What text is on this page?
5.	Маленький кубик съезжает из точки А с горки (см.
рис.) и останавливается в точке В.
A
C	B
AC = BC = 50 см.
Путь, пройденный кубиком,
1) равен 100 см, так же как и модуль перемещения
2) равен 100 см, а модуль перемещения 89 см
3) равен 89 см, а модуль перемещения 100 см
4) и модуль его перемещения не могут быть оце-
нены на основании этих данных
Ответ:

==

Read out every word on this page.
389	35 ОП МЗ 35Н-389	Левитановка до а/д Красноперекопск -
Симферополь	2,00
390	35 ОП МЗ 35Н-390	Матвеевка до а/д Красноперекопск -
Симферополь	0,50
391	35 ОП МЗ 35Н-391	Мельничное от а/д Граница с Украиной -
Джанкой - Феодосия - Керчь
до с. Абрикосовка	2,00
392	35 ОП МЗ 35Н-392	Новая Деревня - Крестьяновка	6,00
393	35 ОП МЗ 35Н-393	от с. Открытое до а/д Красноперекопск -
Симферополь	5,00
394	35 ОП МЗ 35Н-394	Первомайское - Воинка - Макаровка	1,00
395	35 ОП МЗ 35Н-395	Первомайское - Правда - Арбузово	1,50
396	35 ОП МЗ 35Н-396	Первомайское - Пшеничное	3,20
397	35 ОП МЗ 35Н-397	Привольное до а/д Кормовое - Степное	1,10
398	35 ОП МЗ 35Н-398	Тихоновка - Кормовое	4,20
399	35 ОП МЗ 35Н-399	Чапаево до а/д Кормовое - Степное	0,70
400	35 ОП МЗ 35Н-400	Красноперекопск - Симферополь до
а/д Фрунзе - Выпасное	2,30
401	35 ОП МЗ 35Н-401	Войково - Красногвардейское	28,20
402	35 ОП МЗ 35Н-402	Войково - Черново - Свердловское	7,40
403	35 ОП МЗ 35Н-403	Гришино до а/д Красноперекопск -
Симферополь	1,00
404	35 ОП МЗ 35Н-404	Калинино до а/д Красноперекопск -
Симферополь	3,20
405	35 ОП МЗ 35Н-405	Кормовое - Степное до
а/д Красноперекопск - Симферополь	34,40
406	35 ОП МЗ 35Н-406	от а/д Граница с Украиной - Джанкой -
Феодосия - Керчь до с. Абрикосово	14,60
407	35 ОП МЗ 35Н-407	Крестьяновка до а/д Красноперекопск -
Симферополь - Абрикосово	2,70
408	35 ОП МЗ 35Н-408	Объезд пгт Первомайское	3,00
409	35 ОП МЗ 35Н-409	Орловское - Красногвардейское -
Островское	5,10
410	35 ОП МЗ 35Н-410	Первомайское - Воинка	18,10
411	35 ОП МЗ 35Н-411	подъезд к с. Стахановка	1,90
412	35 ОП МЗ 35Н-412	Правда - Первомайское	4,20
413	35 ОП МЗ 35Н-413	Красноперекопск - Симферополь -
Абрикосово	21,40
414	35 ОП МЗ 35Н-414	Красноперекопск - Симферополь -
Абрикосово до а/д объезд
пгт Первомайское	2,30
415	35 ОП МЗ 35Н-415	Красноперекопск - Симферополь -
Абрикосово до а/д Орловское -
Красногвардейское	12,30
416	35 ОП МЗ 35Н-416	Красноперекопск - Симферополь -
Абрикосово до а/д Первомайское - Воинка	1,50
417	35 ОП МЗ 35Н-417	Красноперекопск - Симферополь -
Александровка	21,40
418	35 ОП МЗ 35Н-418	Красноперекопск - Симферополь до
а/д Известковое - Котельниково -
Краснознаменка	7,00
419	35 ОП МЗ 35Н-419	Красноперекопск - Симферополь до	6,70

Instructions to follow: Return every line of the preceding records in which the word "Крестьяновка" appears.

Solution below:
392	35 ОП МЗ 35Н-392	Новая Деревня - Крестьяновка	6,00
407	35 ОП МЗ 35Н-407	Крестьяновка до а/д Красноперекопск -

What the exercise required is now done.